Record excerpts

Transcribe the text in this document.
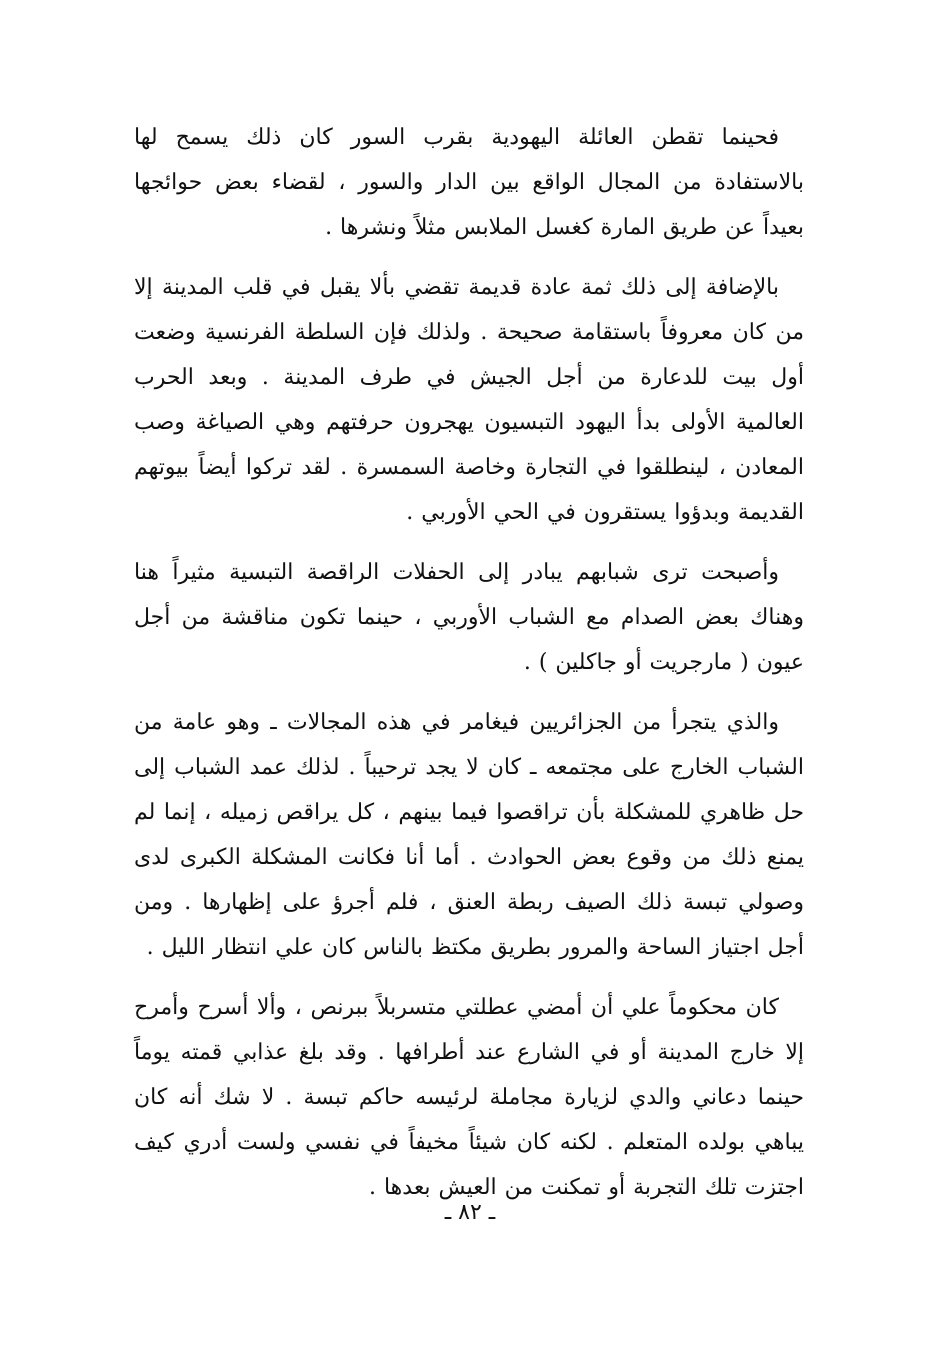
فحينما تقطن العائلة اليهودية بقرب السور كان ذلك يسمح لها بالاستفادة من المجال الواقع بين الدار والسور ، لقضاء بعض حوائجها بعيداً عن طريق المارة كغسل الملابس مثلاً ونشرها .

بالإضافة إلى ذلك ثمة عادة قديمة تقضي بألا يقبل في قلب المدينة إلا من كان معروفاً باستقامة صحيحة . ولذلك فإن السلطة الفرنسية وضعت أول بيت للدعارة من أجل الجيش في طرف المدينة . وبعد الحرب العالمية الأولى بدأ اليهود التبسيون يهجرون حرفتهم وهي الصياغة وصب المعادن ، لينطلقوا في التجارة وخاصة السمسرة . لقد تركوا أيضاً بيوتهم القديمة وبدؤوا يستقرون في الحي الأوربي .

وأصبحت ترى شبابهم يبادر إلى الحفلات الراقصة التبسية مثيراً هنا وهناك بعض الصدام مع الشباب الأوربي ، حينما تكون مناقشة من أجل عيون ( مارجريت أو جاكلين ) .

والذي يتجرأ من الجزائريين فيغامر في هذه المجالات ـ وهو عامة من الشباب الخارج على مجتمعه ـ كان لا يجد ترحيباً . لذلك عمد الشباب إلى حل ظاهري للمشكلة بأن تراقصوا فيما بينهم ، كل يراقص زميله ، إنما لم يمنع ذلك من وقوع بعض الحوادث . أما أنا فكانت المشكلة الكبرى لدى وصولي تبسة ذلك الصيف ربطة العنق ، فلم أجرؤ على إظهارها . ومن أجل اجتياز الساحة والمرور بطريق مكتظ بالناس كان علي انتظار الليل .

كان محكوماً علي أن أمضي عطلتي متسربلاً ببرنص ، وألا أسرح وأمرح إلا خارج المدينة أو في الشارع عند أطرافها . وقد بلغ عذابي قمته يوماً حينما دعاني والدي لزيارة مجاملة لرئيسه حاكم تبسة . لا شك أنه كان يباهي بولده المتعلم . لكنه كان شيئاً مخيفاً في نفسي ولست أدري كيف اجتزت تلك التجربة أو تمكنت من العيش بعدها .

ـ ٨٢ ـ
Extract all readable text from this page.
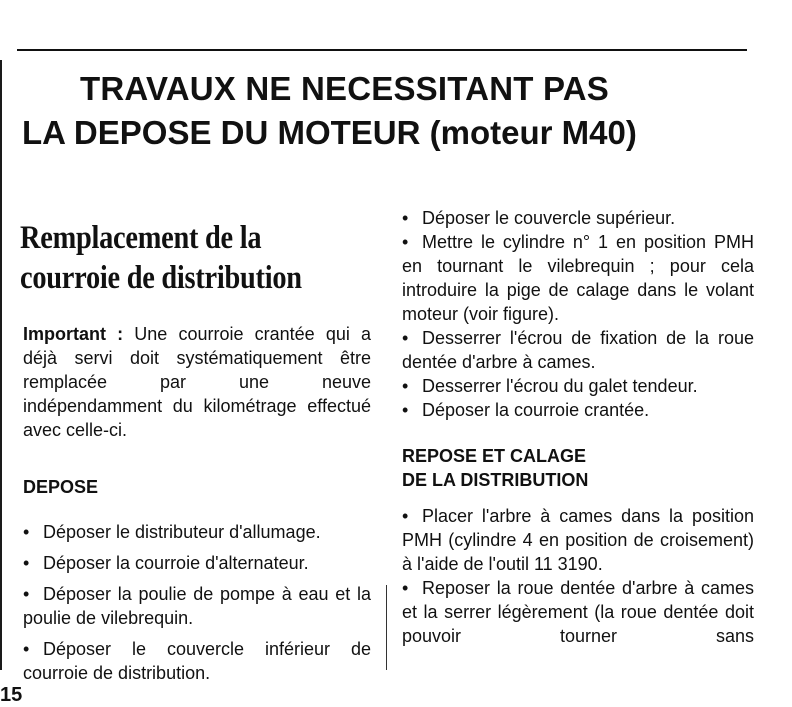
TRAVAUX NE NECESSITANT PAS
LA DEPOSE DU MOTEUR (moteur M40)
Remplacement de la
courroie de distribution

Important : Une courroie crantée qui a déjà servi doit systématiquement être remplacée par une neuve indépendamment du kilométrage effectué avec celle-ci.

DEPOSE

• Déposer le distributeur d'allumage.

• Déposer la courroie d'alternateur.

• Déposer la poulie de pompe à eau et la poulie de vilebrequin.

• Déposer le couvercle inférieur de courroie de distribution.

• Déposer le couvercle supérieur.

• Mettre le cylindre n° 1 en position PMH en tournant le vilebrequin ; pour cela introduire la pige de calage dans le volant moteur (voir figure).

• Desserrer l'écrou de fixation de la roue dentée d'arbre à cames.

• Desserrer l'écrou du galet tendeur.

• Déposer la courroie crantée.

REPOSE ET CALAGE

DE LA DISTRIBUTION

• Placer l'arbre à cames dans la position PMH (cylindre 4 en position de croisement) à l'aide de l'outil 11 3190.

• Reposer la roue dentée d'arbre à cames et la serrer légèrement (la roue dentée doit pouvoir tourner sans

15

Written exercise
Copy every record above exactly as written, but leave out the pictures.

Answer
Transcribe the text in this document.
فحينما تقطن العائلة اليهودية بقرب السور كان ذلك يسمح لها بالاستفادة من المجال الواقع بين الدار والسور ، لقضاء بعض حوائجها بعيداً عن طريق المارة كغسل الملابس مثلاً ونشرها .

بالإضافة إلى ذلك ثمة عادة قديمة تقضي بألا يقبل في قلب المدينة إلا من كان معروفاً باستقامة صحيحة . ولذلك فإن السلطة الفرنسية وضعت أول بيت للدعارة من أجل الجيش في طرف المدينة . وبعد الحرب العالمية الأولى بدأ اليهود التبسيون يهجرون حرفتهم وهي الصياغة وصب المعادن ، لينطلقوا في التجارة وخاصة السمسرة . لقد تركوا أيضاً بيوتهم القديمة وبدؤوا يستقرون في الحي الأوربي .

وأصبحت ترى شبابهم يبادر إلى الحفلات الراقصة التبسية مثيراً هنا وهناك بعض الصدام مع الشباب الأوربي ، حينما تكون مناقشة من أجل عيون ( مارجريت أو جاكلين ) .

والذي يتجرأ من الجزائريين فيغامر في هذه المجالات ـ وهو عامة من الشباب الخارج على مجتمعه ـ كان لا يجد ترحيباً . لذلك عمد الشباب إلى حل ظاهري للمشكلة بأن تراقصوا فيما بينهم ، كل يراقص زميله ، إنما لم يمنع ذلك من وقوع بعض الحوادث . أما أنا فكانت المشكلة الكبرى لدى وصولي تبسة ذلك الصيف ربطة العنق ، فلم أجرؤ على إظهارها . ومن أجل اجتياز الساحة والمرور بطريق مكتظ بالناس كان علي انتظار الليل .

كان محكوماً علي أن أمضي عطلتي متسربلاً ببرنص ، وألا أسرح وأمرح إلا خارج المدينة أو في الشارع عند أطرافها . وقد بلغ عذابي قمته يوماً حينما دعاني والدي لزيارة مجاملة لرئيسه حاكم تبسة . لا شك أنه كان يباهي بولده المتعلم . لكنه كان شيئاً مخيفاً في نفسي ولست أدري كيف اجتزت تلك التجربة أو تمكنت من العيش بعدها .

ـ ٨٢ ـ
Extract all readable text from this page.
TRAVAUX NE NECESSITANT PAS
LA DEPOSE DU MOTEUR (moteur M40)
Remplacement de la
courroie de distribution

Important : Une courroie crantée qui a déjà servi doit systématiquement être remplacée par une neuve indépendamment du kilométrage effectué avec celle-ci.

DEPOSE

• Déposer le distributeur d'allumage.

• Déposer la courroie d'alternateur.

• Déposer la poulie de pompe à eau et la poulie de vilebrequin.

• Déposer le couvercle inférieur de courroie de distribution.

• Déposer le couvercle supérieur.

• Mettre le cylindre n° 1 en position PMH en tournant le vilebrequin ; pour cela introduire la pige de calage dans le volant moteur (voir figure).

• Desserrer l'écrou de fixation de la roue dentée d'arbre à cames.

• Desserrer l'écrou du galet tendeur.

• Déposer la courroie crantée.

REPOSE ET CALAGE

DE LA DISTRIBUTION

• Placer l'arbre à cames dans la position PMH (cylindre 4 en position de croisement) à l'aide de l'outil 11 3190.

• Reposer la roue dentée d'arbre à cames et la serrer légèrement (la roue dentée doit pouvoir tourner sans

15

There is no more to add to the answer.